» Exercise 1:
Write out the stretch of the colorimetric testing text from "Colorimetric testing is" through "conducting the test.".
» Exercise 2:
Summarize the colorimetric testing text in two sentences.

» Text:
Start of Block

Colorimetric testing is utilized in many industries to determine the presence or degree of presence, e.g. concentration in solution, of particular substances. For example, chlorine test kits have been used to determine the general concentration of chlorine level in swimming pools. In another example, early pregnancy tests detect the presence of a certain hormone in female during pregnancy. Both of these examples illustrate the use of a colorimetric test to determine the presence or degree of presence of a substance. In these examples, the color change is visible to the human eye and is typically observed directly by a person conducting the test.

End of Block

Page layout parsing data:
Start of Block

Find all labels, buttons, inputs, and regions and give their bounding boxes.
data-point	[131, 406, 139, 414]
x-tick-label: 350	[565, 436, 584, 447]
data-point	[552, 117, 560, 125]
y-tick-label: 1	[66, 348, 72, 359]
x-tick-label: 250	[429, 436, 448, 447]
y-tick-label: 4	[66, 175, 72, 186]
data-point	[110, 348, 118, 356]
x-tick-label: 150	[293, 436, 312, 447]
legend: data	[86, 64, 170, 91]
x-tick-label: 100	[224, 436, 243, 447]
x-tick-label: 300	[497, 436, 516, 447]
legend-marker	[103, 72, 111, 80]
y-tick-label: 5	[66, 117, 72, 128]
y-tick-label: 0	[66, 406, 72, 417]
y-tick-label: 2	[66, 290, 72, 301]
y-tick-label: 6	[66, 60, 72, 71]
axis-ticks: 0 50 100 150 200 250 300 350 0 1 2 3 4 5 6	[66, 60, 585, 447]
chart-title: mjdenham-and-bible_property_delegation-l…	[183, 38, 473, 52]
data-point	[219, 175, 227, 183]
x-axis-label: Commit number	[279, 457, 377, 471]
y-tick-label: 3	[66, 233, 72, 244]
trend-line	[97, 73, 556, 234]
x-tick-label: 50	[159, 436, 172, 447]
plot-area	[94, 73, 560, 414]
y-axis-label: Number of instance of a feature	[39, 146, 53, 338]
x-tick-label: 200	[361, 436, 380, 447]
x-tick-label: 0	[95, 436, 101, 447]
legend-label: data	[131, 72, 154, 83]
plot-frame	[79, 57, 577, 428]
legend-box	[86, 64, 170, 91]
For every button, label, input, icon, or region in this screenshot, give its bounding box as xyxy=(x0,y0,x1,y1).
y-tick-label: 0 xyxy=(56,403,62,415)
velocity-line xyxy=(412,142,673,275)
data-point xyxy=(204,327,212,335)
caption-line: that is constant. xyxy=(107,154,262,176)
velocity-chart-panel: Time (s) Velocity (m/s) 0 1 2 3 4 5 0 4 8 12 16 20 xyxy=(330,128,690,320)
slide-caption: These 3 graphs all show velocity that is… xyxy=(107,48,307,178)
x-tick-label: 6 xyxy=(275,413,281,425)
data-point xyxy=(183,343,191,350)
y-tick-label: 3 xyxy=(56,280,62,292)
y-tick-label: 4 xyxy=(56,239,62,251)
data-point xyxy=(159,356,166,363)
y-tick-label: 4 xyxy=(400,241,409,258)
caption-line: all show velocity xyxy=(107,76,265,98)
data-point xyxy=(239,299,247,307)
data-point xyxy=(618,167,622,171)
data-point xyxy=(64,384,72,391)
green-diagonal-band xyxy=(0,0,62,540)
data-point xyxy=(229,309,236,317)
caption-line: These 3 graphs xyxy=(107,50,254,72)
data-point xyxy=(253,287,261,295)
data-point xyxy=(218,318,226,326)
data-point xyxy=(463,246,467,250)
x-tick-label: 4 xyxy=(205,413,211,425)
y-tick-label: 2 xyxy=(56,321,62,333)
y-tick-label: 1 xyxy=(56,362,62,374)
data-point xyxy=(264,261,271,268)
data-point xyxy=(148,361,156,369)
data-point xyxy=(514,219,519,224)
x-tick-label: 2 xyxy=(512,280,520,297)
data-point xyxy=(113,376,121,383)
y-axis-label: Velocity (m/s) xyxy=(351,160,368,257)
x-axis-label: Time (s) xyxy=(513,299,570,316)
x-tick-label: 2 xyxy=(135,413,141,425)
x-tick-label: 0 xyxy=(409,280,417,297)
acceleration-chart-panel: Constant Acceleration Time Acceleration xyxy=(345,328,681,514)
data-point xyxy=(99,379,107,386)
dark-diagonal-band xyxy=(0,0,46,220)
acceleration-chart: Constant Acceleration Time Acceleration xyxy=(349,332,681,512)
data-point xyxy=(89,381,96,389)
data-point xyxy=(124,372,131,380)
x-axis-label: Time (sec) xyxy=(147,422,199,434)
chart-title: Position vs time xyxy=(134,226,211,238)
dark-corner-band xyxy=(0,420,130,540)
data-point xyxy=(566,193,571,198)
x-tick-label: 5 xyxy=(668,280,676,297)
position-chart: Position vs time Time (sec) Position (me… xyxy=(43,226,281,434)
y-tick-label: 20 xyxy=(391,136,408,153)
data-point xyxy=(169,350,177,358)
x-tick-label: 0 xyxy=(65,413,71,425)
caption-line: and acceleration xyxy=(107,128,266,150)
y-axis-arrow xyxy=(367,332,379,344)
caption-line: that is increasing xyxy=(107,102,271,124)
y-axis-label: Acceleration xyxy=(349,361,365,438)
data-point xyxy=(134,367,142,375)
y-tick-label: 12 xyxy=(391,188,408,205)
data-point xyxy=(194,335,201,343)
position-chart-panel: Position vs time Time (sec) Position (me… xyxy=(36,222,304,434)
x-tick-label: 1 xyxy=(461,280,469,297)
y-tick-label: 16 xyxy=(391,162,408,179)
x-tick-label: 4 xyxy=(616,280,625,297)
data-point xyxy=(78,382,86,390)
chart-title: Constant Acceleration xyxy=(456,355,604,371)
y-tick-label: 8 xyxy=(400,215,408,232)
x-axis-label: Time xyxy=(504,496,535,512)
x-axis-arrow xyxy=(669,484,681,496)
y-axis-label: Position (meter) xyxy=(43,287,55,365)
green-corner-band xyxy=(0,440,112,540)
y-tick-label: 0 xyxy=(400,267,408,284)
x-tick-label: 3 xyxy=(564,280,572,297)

End of Block

» Problem solution 1:
Colorimetric testing is utilized in many industries to determine the presence or degree of presence, e.g. concentration in solution, of particular substances. For example, chlorine test kits have been used to determine the general concentration of chlorine level in swimming pools. In another example, early pregnancy tests detect the presence of a certain hormone in female during pregnancy. Both of these examples illustrate the use of a colorimetric test to determine the presence or degree of presence of a substance. In these examples, the color change is visible to the human eye and is typically observed directly by a person conducting the test.

» Problem solution 2:
Many industries use colorimetric testing to determine whether a particular substance is present or how much of it is present. Examples include chlorine test kits for swimming pools and early pregnancy tests, where the color change is visible to the eye and is usually observed directly by the person conducting the test.